Problem to solve. Each entry below should be written out exactly as it is, with no pictures.

* * * * * * *

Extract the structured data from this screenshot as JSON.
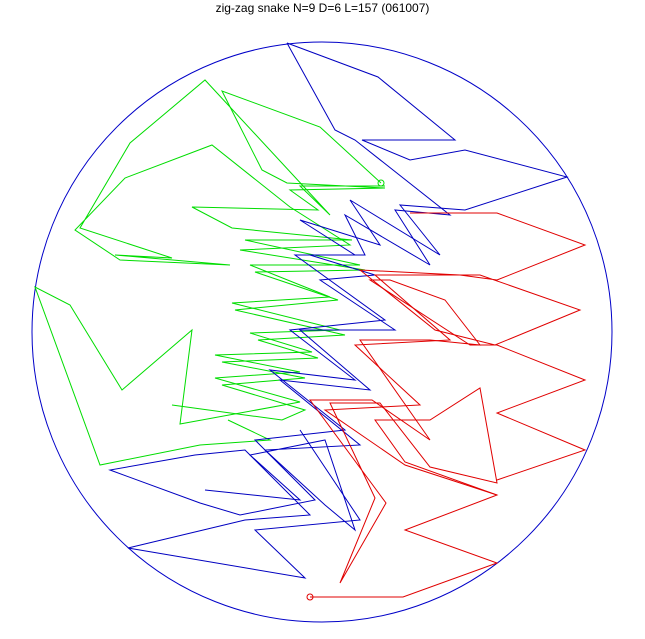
{
  "title": "zig-zag snake N=9 D=6 L=157 (061007)",
  "colors": {
    "boundary": "#0000c8",
    "green_snake": "#00dd00",
    "blue_snake": "#0000c0",
    "red_snake": "#e00000"
  }
}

* * * * * * *

Output of the exercise.
Extract the structured data from this screenshot as JSON.
{
  "title": "zig-zag snake N=9 D=6 L=157 (061007)",
  "colors": {
    "boundary": "#0000c8",
    "green_snake": "#00dd00",
    "blue_snake": "#0000c0",
    "red_snake": "#e00000"
  }
}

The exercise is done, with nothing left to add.